**WHAT TO WORK ON:** Scan the lines below for the word "Namespaces". Copy each line you find it in.

**EXERCISE MATERIAL:**
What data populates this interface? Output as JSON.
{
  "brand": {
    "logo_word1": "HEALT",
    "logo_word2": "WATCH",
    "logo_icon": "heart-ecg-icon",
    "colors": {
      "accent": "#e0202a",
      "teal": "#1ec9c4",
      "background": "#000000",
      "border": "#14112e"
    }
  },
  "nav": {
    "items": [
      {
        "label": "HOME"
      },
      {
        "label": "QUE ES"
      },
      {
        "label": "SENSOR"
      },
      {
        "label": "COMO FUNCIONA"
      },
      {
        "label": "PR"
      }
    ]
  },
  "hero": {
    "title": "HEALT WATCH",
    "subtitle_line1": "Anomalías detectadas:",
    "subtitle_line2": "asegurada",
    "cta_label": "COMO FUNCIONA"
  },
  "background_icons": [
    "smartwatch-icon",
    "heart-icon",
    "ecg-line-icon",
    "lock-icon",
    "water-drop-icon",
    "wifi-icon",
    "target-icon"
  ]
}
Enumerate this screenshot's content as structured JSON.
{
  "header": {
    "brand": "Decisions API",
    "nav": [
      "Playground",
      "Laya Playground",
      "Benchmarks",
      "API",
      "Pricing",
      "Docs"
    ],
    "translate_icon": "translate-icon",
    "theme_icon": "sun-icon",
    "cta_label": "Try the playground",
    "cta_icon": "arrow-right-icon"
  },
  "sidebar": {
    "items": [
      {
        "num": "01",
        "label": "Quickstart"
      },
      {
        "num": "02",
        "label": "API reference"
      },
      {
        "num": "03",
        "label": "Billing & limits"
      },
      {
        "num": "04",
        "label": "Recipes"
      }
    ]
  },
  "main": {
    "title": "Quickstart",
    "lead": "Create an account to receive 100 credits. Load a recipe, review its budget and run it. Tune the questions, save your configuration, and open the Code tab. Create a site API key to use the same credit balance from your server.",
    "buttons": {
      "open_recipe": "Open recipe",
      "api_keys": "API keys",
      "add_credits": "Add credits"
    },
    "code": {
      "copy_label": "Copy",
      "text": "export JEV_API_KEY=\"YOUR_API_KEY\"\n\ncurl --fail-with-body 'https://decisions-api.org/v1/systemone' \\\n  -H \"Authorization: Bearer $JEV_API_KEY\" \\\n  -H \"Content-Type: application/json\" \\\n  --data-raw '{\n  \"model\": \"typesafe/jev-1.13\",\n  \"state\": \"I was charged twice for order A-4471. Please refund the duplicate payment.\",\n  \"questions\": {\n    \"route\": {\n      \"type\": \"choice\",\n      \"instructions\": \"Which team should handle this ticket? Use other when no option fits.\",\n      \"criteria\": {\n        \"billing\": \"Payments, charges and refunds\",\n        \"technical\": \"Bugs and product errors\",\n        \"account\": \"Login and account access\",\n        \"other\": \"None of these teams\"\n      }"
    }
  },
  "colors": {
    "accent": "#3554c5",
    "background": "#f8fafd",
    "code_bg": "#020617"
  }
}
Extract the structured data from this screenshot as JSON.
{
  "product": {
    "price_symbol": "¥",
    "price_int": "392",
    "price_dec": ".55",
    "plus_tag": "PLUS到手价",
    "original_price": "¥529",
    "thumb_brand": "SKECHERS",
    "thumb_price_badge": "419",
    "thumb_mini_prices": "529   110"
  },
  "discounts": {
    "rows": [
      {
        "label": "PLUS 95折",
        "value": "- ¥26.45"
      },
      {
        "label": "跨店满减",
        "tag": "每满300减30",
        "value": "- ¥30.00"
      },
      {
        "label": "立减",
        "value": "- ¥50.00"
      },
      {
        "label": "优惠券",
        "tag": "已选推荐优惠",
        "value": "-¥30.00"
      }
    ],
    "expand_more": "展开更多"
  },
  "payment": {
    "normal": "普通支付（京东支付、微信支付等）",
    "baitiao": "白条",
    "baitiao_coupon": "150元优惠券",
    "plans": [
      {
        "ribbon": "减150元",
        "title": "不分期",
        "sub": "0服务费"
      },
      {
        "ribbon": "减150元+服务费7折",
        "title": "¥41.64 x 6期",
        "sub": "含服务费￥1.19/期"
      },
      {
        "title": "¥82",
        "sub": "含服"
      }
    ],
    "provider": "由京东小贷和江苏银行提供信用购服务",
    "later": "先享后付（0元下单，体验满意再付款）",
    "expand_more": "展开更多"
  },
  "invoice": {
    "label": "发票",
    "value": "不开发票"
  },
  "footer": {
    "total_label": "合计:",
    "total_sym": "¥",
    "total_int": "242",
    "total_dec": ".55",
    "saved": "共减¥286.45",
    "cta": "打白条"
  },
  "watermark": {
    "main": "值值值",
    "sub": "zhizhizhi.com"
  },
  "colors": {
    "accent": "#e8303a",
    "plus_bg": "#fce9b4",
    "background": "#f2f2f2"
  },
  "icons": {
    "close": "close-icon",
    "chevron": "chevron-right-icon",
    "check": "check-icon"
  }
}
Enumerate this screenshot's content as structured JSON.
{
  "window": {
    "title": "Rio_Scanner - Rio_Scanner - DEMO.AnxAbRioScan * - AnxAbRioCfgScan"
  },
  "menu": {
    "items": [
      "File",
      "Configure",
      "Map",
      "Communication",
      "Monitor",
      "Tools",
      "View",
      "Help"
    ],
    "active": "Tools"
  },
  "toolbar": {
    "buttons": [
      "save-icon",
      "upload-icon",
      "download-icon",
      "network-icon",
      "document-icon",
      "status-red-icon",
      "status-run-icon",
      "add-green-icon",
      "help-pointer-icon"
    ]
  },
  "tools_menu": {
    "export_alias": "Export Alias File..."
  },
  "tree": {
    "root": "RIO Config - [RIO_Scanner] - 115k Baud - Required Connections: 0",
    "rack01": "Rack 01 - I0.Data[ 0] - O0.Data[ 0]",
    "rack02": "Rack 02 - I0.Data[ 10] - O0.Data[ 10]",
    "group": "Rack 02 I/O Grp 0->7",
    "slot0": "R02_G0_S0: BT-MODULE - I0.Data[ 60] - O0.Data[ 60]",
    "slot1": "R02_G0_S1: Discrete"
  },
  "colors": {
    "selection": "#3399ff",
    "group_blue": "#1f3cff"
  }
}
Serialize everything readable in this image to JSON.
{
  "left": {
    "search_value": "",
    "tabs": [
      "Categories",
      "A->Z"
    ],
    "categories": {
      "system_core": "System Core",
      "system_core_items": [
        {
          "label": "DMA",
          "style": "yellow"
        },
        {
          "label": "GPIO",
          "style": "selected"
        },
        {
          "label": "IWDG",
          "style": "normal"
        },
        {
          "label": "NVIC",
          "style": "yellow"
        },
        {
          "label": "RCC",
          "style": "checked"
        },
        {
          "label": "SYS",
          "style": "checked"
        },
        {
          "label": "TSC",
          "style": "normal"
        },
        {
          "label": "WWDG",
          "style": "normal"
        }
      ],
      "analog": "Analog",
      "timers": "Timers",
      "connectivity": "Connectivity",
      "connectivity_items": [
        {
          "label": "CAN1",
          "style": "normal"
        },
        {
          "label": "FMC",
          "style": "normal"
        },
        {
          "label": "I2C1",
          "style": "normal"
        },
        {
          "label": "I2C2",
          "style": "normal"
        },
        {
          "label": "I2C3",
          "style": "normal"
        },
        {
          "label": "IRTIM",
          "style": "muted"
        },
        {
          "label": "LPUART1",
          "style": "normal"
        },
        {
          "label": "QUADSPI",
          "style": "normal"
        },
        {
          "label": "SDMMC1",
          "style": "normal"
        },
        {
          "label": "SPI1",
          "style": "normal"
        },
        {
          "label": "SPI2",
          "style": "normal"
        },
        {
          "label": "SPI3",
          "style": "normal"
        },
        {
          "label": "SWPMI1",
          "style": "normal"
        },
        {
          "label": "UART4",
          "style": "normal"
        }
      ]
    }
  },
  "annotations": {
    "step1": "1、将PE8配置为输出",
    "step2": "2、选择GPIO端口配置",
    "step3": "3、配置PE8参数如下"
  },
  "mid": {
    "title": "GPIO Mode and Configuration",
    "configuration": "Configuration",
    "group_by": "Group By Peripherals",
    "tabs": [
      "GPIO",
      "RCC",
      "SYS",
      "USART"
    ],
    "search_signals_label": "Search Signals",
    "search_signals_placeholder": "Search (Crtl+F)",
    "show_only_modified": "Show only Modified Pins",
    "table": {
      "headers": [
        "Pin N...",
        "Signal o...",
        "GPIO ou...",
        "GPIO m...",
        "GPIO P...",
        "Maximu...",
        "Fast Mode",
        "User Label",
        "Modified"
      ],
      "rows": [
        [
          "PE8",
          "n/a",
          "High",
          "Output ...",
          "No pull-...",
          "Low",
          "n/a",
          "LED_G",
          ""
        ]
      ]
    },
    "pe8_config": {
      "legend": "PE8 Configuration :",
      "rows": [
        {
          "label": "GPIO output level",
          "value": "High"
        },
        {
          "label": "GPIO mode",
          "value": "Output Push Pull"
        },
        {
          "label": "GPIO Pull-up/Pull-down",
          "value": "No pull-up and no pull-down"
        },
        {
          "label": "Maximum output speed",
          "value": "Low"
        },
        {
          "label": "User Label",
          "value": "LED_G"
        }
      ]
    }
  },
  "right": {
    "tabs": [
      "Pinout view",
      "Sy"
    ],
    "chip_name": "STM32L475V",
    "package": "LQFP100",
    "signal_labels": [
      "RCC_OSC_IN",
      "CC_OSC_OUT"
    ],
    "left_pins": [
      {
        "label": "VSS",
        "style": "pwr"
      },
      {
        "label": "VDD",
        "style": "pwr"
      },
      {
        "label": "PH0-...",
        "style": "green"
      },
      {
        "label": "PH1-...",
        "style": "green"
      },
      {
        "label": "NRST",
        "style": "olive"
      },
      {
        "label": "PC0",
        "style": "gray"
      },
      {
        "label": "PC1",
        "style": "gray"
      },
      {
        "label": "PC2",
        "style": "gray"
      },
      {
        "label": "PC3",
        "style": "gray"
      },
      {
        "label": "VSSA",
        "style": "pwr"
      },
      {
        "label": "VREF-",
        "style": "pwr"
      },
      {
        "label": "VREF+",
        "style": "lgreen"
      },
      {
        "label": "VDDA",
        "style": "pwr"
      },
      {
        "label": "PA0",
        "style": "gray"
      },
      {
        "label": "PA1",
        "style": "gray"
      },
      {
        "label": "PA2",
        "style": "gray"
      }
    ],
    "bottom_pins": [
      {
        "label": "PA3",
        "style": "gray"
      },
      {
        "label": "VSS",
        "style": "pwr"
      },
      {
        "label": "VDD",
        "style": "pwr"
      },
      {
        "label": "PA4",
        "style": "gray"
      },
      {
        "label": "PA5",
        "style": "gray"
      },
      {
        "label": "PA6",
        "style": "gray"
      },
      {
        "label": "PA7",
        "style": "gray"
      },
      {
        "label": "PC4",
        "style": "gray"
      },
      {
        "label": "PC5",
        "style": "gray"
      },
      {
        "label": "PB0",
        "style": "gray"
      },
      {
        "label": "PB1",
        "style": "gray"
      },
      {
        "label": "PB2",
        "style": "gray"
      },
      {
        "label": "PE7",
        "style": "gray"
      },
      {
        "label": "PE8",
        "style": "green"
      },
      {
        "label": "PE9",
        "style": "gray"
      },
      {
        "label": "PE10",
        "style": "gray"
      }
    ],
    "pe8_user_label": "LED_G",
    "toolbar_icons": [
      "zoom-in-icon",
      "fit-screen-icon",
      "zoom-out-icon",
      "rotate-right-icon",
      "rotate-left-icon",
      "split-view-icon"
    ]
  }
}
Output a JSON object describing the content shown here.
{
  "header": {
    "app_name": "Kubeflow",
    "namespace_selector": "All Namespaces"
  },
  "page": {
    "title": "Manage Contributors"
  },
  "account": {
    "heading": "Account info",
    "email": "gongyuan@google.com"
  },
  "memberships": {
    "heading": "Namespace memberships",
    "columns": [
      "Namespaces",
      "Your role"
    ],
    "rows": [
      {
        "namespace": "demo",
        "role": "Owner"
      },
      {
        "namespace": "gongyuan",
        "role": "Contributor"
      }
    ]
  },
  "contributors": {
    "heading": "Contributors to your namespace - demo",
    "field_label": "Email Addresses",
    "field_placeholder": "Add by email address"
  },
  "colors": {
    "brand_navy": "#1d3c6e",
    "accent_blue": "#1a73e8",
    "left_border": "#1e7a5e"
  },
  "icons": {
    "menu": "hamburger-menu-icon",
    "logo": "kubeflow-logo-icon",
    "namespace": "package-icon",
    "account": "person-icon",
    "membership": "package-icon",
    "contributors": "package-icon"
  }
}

**SOLUTION FOR THIS EXERCISE:**
    "namespace_selector": "All Namespaces"
      "Namespaces",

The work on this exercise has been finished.